What the exercise asks:
Write out each entry again. Keep every word exactly as it is.

Task input:
>> START

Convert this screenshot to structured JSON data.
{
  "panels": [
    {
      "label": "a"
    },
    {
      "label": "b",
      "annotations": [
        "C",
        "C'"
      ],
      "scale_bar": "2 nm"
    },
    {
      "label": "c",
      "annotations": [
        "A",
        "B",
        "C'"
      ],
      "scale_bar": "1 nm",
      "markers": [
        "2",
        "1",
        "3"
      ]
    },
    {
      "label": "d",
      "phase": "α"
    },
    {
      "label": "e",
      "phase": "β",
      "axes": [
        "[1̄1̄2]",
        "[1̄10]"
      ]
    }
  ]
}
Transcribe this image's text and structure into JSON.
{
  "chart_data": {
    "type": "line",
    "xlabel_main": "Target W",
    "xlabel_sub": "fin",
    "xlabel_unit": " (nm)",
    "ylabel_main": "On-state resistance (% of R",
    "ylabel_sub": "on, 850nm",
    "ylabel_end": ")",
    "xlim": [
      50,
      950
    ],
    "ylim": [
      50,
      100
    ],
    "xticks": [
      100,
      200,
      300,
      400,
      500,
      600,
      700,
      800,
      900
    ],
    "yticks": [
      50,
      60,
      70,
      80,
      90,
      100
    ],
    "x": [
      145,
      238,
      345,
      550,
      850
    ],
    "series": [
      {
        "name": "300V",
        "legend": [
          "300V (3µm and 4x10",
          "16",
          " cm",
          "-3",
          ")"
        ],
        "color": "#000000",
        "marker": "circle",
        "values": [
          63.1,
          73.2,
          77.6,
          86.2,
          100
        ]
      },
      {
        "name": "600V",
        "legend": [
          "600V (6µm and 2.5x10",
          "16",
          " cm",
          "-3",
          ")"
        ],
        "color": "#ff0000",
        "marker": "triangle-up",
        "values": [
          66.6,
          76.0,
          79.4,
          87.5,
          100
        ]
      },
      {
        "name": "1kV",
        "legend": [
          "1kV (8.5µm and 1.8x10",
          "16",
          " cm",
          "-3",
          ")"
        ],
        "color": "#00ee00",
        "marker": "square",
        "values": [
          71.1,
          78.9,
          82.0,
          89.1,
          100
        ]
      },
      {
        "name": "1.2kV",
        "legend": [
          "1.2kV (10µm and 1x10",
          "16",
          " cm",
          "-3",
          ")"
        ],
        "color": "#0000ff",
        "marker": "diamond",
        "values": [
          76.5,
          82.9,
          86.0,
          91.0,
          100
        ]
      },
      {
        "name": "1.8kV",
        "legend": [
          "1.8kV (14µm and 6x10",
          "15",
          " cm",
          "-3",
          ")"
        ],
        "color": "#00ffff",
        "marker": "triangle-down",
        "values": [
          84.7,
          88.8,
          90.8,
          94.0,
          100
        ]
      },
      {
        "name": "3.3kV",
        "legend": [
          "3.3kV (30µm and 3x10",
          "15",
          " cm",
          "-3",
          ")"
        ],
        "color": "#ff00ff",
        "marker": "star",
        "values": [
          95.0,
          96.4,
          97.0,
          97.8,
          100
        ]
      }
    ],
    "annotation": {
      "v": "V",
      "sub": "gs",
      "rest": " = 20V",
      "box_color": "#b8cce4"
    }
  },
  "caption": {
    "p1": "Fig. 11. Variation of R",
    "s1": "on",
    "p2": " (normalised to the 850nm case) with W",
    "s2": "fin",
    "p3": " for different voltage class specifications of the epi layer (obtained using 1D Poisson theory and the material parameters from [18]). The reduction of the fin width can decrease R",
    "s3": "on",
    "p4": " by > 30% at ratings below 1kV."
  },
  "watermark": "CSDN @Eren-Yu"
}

>> END

Full output:
Convert this screenshot to structured JSON data.
{
  "panels": [
    {
      "label": "a"
    },
    {
      "label": "b",
      "annotations": [
        "C",
        "C'"
      ],
      "scale_bar": "2 nm"
    },
    {
      "label": "c",
      "annotations": [
        "A",
        "B",
        "C'"
      ],
      "scale_bar": "1 nm",
      "markers": [
        "2",
        "1",
        "3"
      ]
    },
    {
      "label": "d",
      "phase": "α"
    },
    {
      "label": "e",
      "phase": "β",
      "axes": [
        "[1̄1̄2]",
        "[1̄10]"
      ]
    }
  ]
}
Transcribe this image's text and structure into JSON.
{
  "chart_data": {
    "type": "line",
    "xlabel_main": "Target W",
    "xlabel_sub": "fin",
    "xlabel_unit": " (nm)",
    "ylabel_main": "On-state resistance (% of R",
    "ylabel_sub": "on, 850nm",
    "ylabel_end": ")",
    "xlim": [
      50,
      950
    ],
    "ylim": [
      50,
      100
    ],
    "xticks": [
      100,
      200,
      300,
      400,
      500,
      600,
      700,
      800,
      900
    ],
    "yticks": [
      50,
      60,
      70,
      80,
      90,
      100
    ],
    "x": [
      145,
      238,
      345,
      550,
      850
    ],
    "series": [
      {
        "name": "300V",
        "legend": [
          "300V (3µm and 4x10",
          "16",
          " cm",
          "-3",
          ")"
        ],
        "color": "#000000",
        "marker": "circle",
        "values": [
          63.1,
          73.2,
          77.6,
          86.2,
          100
        ]
      },
      {
        "name": "600V",
        "legend": [
          "600V (6µm and 2.5x10",
          "16",
          " cm",
          "-3",
          ")"
        ],
        "color": "#ff0000",
        "marker": "triangle-up",
        "values": [
          66.6,
          76.0,
          79.4,
          87.5,
          100
        ]
      },
      {
        "name": "1kV",
        "legend": [
          "1kV (8.5µm and 1.8x10",
          "16",
          " cm",
          "-3",
          ")"
        ],
        "color": "#00ee00",
        "marker": "square",
        "values": [
          71.1,
          78.9,
          82.0,
          89.1,
          100
        ]
      },
      {
        "name": "1.2kV",
        "legend": [
          "1.2kV (10µm and 1x10",
          "16",
          " cm",
          "-3",
          ")"
        ],
        "color": "#0000ff",
        "marker": "diamond",
        "values": [
          76.5,
          82.9,
          86.0,
          91.0,
          100
        ]
      },
      {
        "name": "1.8kV",
        "legend": [
          "1.8kV (14µm and 6x10",
          "15",
          " cm",
          "-3",
          ")"
        ],
        "color": "#00ffff",
        "marker": "triangle-down",
        "values": [
          84.7,
          88.8,
          90.8,
          94.0,
          100
        ]
      },
      {
        "name": "3.3kV",
        "legend": [
          "3.3kV (30µm and 3x10",
          "15",
          " cm",
          "-3",
          ")"
        ],
        "color": "#ff00ff",
        "marker": "star",
        "values": [
          95.0,
          96.4,
          97.0,
          97.8,
          100
        ]
      }
    ],
    "annotation": {
      "v": "V",
      "sub": "gs",
      "rest": " = 20V",
      "box_color": "#b8cce4"
    }
  },
  "caption": {
    "p1": "Fig. 11. Variation of R",
    "s1": "on",
    "p2": " (normalised to the 850nm case) with W",
    "s2": "fin",
    "p3": " for different voltage class specifications of the epi layer (obtained using 1D Poisson theory and the material parameters from [18]). The reduction of the fin width can decrease R",
    "s3": "on",
    "p4": " by > 30% at ratings below 1kV."
  },
  "watermark": "CSDN @Eren-Yu"
}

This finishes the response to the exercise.